▸ ENTRIES PROVIDED:
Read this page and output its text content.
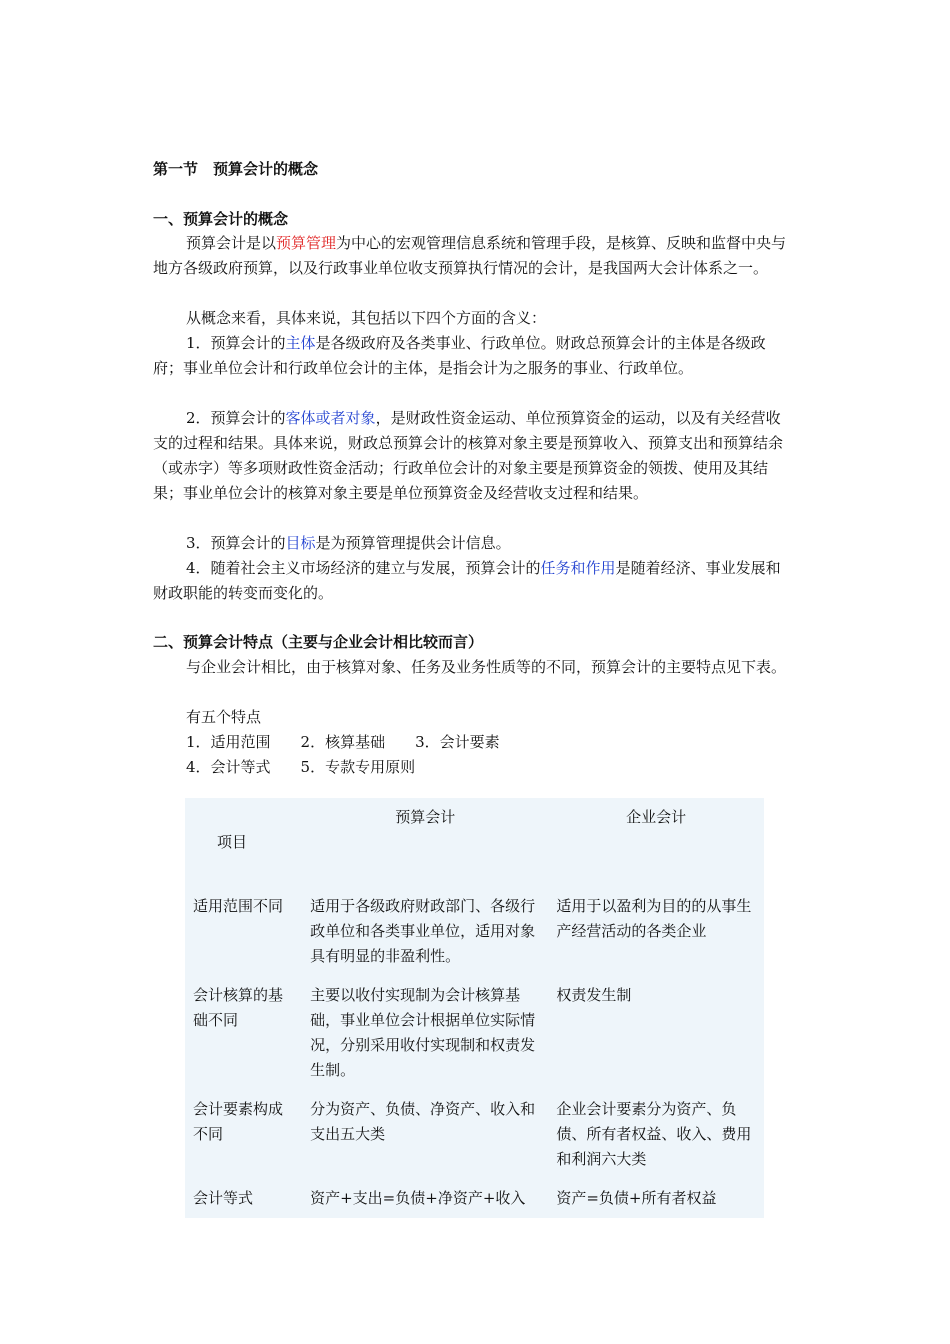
第一节　预算会计的概念
一、预算会计的概念
预算会计是以预算管理为中心的宏观管理信息系统和管理手段，是核算、反映和监督中央与地方各级政府预算，以及行政事业单位收支预算执行情况的会计，是我国两大会计体系之一。
从概念来看，具体来说，其包括以下四个方面的含义：
1．预算会计的主体是各级政府及各类事业、行政单位。财政总预算会计的主体是各级政府；事业单位会计和行政单位会计的主体，是指会计为之服务的事业、行政单位。
2．预算会计的客体或者对象，是财政性资金运动、单位预算资金的运动，以及有关经营收支的过程和结果。具体来说，财政总预算会计的核算对象主要是预算收入、预算支出和预算结余（或赤字）等多项财政性资金活动；行政单位会计的对象主要是预算资金的领拨、使用及其结果；事业单位会计的核算对象主要是单位预算资金及经营收支过程和结果。
3．预算会计的目标是为预算管理提供会计信息。
4．随着社会主义市场经济的建立与发展，预算会计的任务和作用是随着经济、事业发展和财政职能的转变而变化的。
二、预算会计特点（主要与企业会计相比较而言）
与企业会计相比，由于核算对象、任务及业务性质等的不同，预算会计的主要特点见下表。
有五个特点
1．适用范围　　2．核算基础　　3．会计要素
4．会计等式　　5．专款专用原则
项目	预算会计	企业会计
适用范围不同	适用于各级政府财政部门、各级行政单位和各类事业单位，适用对象具有明显的非盈利性。	适用于以盈利为目的的从事生产经营活动的各类企业
会计核算的基础不同	主要以收付实现制为会计核算基础，事业单位会计根据单位实际情况，分别采用收付实现制和权责发生制。	权责发生制
会计要素构成不同	分为资产、负债、净资产、收入和支出五大类	企业会计要素分为资产、负债、所有者权益、收入、费用和利润六大类
会计等式	资产+支出=负债+净资产+收入	资产=负债+所有者权益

▸ PROBLEM REQUIREMENTS: From the listing, copy each line containing the word "会计等式".

▸ ANSWER BELOW:
4．会计等式　　5．专款专用原则
会计等式	资产+支出=负债+净资产+收入	资产=负债+所有者权益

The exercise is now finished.